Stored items
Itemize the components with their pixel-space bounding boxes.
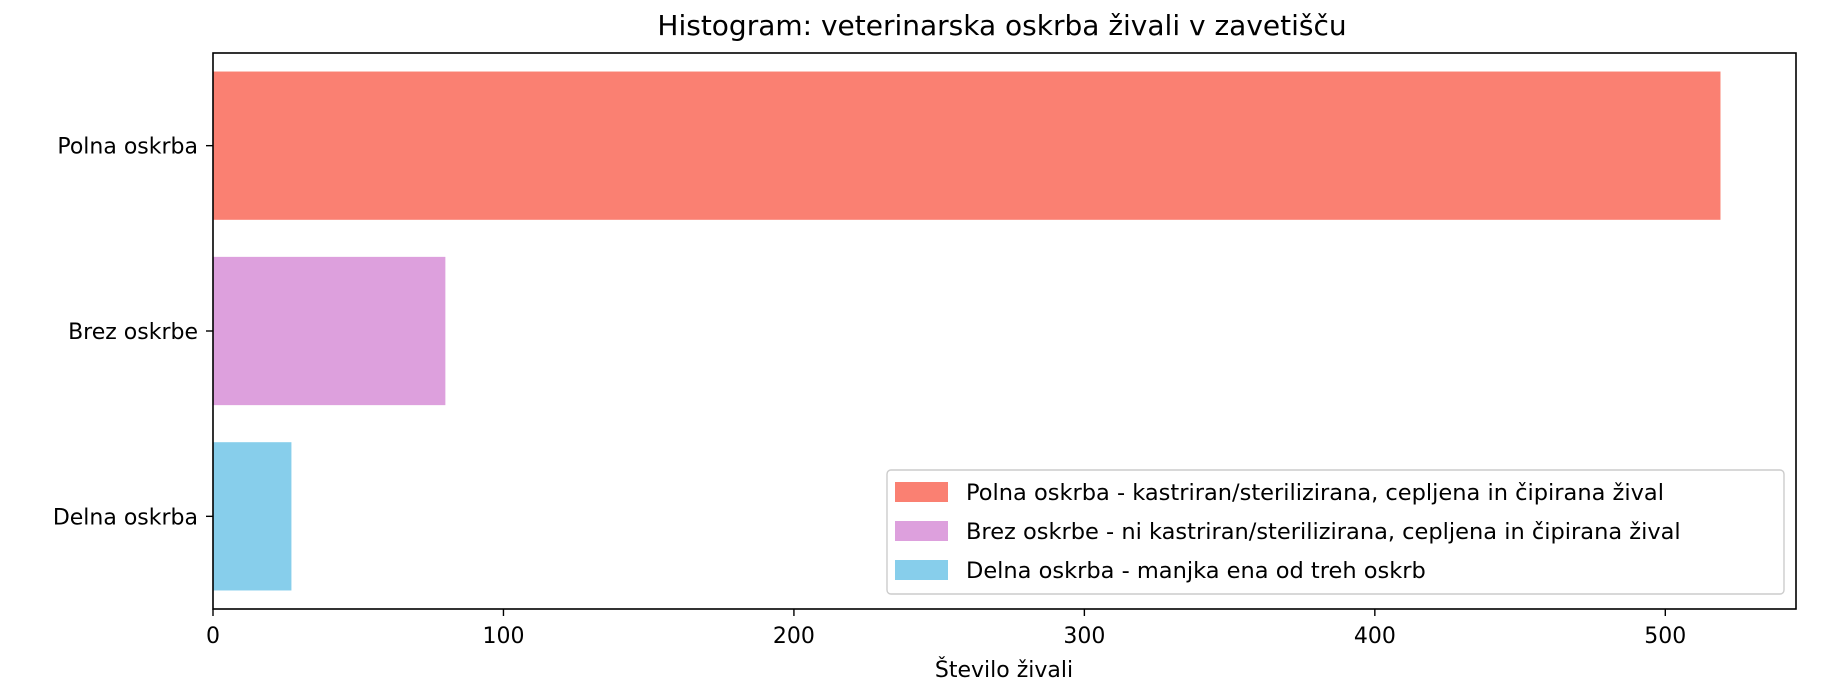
- y-tick-label: Polna oskrba: [57, 135, 198, 160]
- x-axis-label: Število živali: [935, 657, 1073, 683]
- chart-title: Histogram: veterinarska oskrba živali v …: [657, 9, 1346, 42]
- legend-swatch: [895, 521, 948, 541]
- legend-label: Polna oskrba - kastriran/sterilizirana, …: [966, 480, 1664, 506]
- legend: Polna oskrba - kastriran/sterilizirana, …: [886, 469, 1785, 595]
- x-tick-label: 500: [1644, 624, 1686, 649]
- legend-label: Delna oskrba - manjka ena od treh oskrb: [966, 558, 1426, 584]
- y-tick-label: Brez oskrbe: [68, 320, 198, 345]
- x-tick-label: 0: [206, 624, 220, 649]
- x-tick-label: 400: [1354, 624, 1396, 649]
- x-tick-label: 300: [1063, 624, 1105, 649]
- y-tick-label: Delna oskrba: [53, 505, 198, 530]
- x-tick-label: 200: [773, 624, 815, 649]
- bar-polna-oskrba: [213, 71, 1721, 220]
- x-axis-ticks: 0 100 200 300 400 500: [206, 609, 1686, 649]
- legend-swatch: [895, 482, 948, 502]
- y-axis-ticks: Polna oskrba Brez oskrbe Delna oskrba: [53, 135, 213, 530]
- legend-swatch: [895, 560, 948, 580]
- bar-brez-oskrbe: [213, 256, 446, 406]
- bar-delna-oskrba: [213, 442, 292, 591]
- bars-group: [213, 71, 1721, 591]
- x-tick-label: 100: [482, 624, 524, 649]
- legend-frame: [886, 469, 1785, 595]
- legend-label: Brez oskrbe - ni kastriran/sterilizirana…: [966, 519, 1681, 545]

*WRITTEN PROBLEM*
Could you write out the data again from the line with "- y-tick-label: Polna" through the end, substituting "legend-marker" for "legend-swatch" and leaving everything else as it is?

*EXERCISE ANSWER*
- y-tick-label: Polna oskrba: [57, 135, 198, 160]
- x-axis-label: Število živali: [935, 657, 1073, 683]
- chart-title: Histogram: veterinarska oskrba živali v …: [657, 9, 1346, 42]
- legend-marker: [895, 521, 948, 541]
- legend-label: Polna oskrba - kastriran/sterilizirana, …: [966, 480, 1664, 506]
- legend: Polna oskrba - kastriran/sterilizirana, …: [886, 469, 1785, 595]
- x-tick-label: 500: [1644, 624, 1686, 649]
- legend-label: Delna oskrba - manjka ena od treh oskrb: [966, 558, 1426, 584]
- y-tick-label: Brez oskrbe: [68, 320, 198, 345]
- x-tick-label: 0: [206, 624, 220, 649]
- x-tick-label: 400: [1354, 624, 1396, 649]
- x-tick-label: 300: [1063, 624, 1105, 649]
- y-tick-label: Delna oskrba: [53, 505, 198, 530]
- x-tick-label: 200: [773, 624, 815, 649]
- bar-polna-oskrba: [213, 71, 1721, 220]
- x-axis-ticks: 0 100 200 300 400 500: [206, 609, 1686, 649]
- legend-marker: [895, 482, 948, 502]
- y-axis-ticks: Polna oskrba Brez oskrbe Delna oskrba: [53, 135, 213, 530]
- legend-marker: [895, 560, 948, 580]
- bar-brez-oskrbe: [213, 256, 446, 406]
- bar-delna-oskrba: [213, 442, 292, 591]
- bars-group: [213, 71, 1721, 591]
- x-tick-label: 100: [482, 624, 524, 649]
- legend-frame: [886, 469, 1785, 595]
- legend-label: Brez oskrbe - ni kastriran/sterilizirana…: [966, 519, 1681, 545]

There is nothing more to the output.